Problem details: Report back each line of the records that contains the string "passager".

━━ Input rows ━━

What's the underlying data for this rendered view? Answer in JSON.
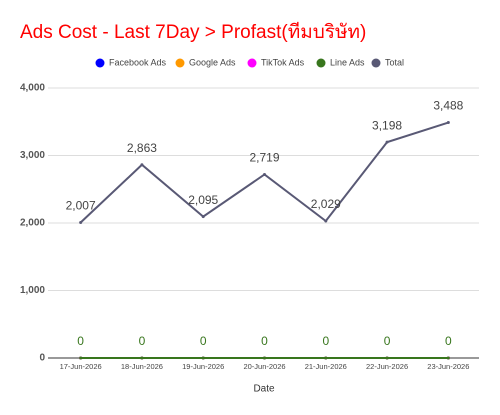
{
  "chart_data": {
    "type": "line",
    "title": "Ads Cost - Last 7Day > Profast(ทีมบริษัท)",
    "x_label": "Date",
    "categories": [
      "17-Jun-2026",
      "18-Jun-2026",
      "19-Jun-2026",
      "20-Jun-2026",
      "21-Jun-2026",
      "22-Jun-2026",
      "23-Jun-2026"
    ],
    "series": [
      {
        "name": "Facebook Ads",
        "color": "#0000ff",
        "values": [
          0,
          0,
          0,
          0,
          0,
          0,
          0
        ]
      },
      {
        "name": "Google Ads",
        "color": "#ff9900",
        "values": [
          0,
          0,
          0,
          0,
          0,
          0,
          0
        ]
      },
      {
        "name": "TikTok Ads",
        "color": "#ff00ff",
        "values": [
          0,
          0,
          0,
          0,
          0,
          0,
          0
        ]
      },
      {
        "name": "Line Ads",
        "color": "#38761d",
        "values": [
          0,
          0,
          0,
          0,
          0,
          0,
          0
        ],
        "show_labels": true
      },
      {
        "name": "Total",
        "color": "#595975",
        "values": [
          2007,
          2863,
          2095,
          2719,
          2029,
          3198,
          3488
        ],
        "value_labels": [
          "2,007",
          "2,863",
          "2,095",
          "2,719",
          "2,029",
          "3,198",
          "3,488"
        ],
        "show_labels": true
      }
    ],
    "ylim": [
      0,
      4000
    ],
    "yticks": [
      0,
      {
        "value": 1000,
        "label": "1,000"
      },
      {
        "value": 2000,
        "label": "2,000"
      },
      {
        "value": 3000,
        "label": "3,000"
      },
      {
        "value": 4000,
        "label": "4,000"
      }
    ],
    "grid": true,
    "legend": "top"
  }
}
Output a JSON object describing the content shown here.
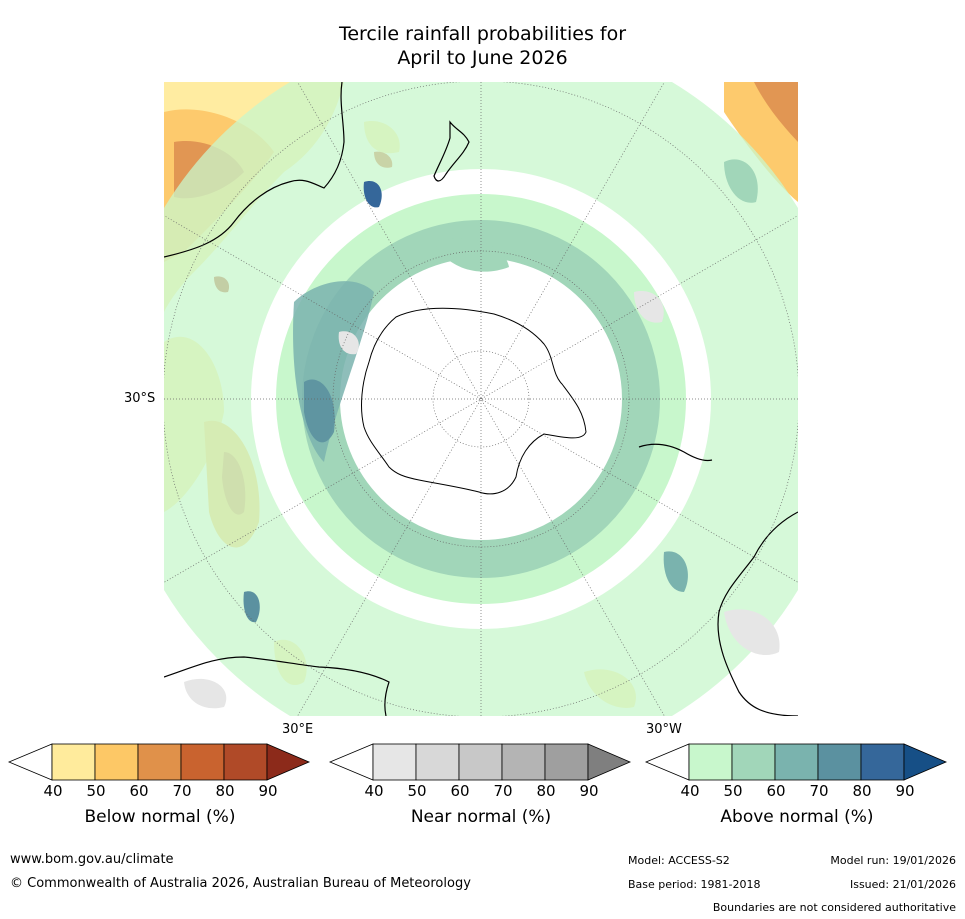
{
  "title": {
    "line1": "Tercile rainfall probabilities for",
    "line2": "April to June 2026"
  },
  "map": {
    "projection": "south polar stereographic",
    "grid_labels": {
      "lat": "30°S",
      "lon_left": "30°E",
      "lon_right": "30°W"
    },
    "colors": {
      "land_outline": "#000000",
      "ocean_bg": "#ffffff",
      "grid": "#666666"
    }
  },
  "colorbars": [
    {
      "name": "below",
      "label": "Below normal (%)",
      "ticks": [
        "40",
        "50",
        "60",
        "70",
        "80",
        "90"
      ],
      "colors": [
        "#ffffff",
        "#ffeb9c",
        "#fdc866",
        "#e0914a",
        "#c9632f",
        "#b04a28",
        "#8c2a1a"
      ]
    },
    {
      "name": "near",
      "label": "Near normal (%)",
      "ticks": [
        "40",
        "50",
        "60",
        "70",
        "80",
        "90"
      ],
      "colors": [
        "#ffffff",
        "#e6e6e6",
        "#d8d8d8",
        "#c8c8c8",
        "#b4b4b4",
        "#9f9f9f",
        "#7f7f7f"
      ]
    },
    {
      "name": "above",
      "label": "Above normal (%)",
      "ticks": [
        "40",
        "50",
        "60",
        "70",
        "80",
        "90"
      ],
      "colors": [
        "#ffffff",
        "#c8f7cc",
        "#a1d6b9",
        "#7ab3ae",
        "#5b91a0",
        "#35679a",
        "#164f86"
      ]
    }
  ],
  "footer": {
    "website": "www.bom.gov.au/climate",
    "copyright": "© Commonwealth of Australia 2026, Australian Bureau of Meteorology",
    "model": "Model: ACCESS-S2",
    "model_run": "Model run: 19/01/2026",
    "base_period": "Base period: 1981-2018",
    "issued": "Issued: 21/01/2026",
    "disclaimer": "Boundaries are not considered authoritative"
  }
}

━━━
━━ Input rows ━━

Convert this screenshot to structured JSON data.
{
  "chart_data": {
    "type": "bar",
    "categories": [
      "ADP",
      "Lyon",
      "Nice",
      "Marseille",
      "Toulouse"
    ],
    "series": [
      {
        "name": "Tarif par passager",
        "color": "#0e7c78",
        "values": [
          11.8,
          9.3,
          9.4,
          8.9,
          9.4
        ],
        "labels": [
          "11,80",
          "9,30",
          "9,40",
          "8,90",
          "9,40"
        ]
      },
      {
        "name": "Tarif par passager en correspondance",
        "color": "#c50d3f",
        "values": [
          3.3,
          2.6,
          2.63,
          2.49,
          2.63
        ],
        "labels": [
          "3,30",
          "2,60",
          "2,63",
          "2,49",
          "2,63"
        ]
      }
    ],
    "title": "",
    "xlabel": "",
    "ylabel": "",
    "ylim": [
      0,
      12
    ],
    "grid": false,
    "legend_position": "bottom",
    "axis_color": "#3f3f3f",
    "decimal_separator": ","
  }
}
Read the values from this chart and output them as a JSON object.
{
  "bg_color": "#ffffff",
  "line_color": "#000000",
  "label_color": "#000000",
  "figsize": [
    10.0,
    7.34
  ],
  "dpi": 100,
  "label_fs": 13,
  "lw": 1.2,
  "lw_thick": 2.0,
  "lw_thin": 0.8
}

━━━
━━ Input rows ━━

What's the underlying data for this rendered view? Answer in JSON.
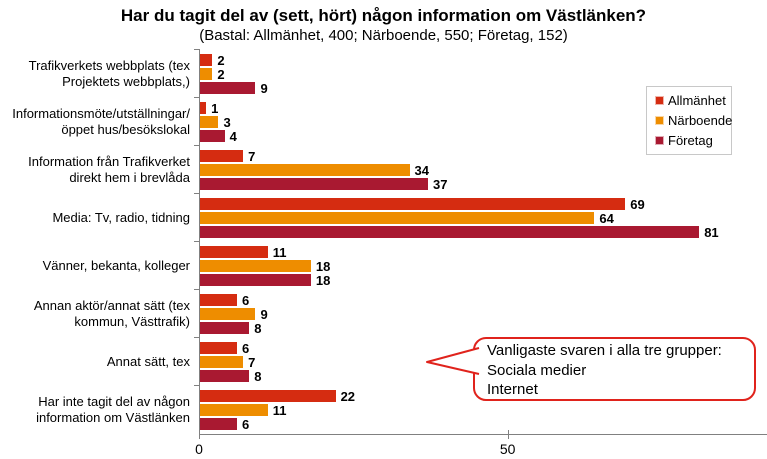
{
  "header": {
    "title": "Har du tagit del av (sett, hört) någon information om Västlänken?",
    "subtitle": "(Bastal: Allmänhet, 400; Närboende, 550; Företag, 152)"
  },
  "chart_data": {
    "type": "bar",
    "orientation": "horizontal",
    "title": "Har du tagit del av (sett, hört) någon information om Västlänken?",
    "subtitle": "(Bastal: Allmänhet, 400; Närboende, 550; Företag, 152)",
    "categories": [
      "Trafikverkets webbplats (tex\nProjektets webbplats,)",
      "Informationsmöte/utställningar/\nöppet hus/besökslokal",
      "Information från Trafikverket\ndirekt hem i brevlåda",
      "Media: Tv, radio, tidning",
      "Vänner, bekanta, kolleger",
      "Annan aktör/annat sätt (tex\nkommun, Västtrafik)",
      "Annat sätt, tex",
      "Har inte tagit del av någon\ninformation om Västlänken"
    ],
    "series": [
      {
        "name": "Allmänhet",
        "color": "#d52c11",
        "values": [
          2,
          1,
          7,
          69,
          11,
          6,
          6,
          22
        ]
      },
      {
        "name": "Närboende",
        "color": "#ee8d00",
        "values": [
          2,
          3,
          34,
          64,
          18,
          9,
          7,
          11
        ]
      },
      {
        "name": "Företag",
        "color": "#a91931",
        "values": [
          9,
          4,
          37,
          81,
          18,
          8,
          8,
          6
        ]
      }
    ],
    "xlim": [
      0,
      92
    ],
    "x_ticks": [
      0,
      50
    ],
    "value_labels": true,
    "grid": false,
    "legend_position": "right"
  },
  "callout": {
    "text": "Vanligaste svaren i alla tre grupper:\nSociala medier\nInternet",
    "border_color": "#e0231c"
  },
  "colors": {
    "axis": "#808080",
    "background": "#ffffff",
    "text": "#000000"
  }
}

━━━

Solved exercise:
        "name": "Tarif par passager",
        "name": "Tarif par passager en correspondance",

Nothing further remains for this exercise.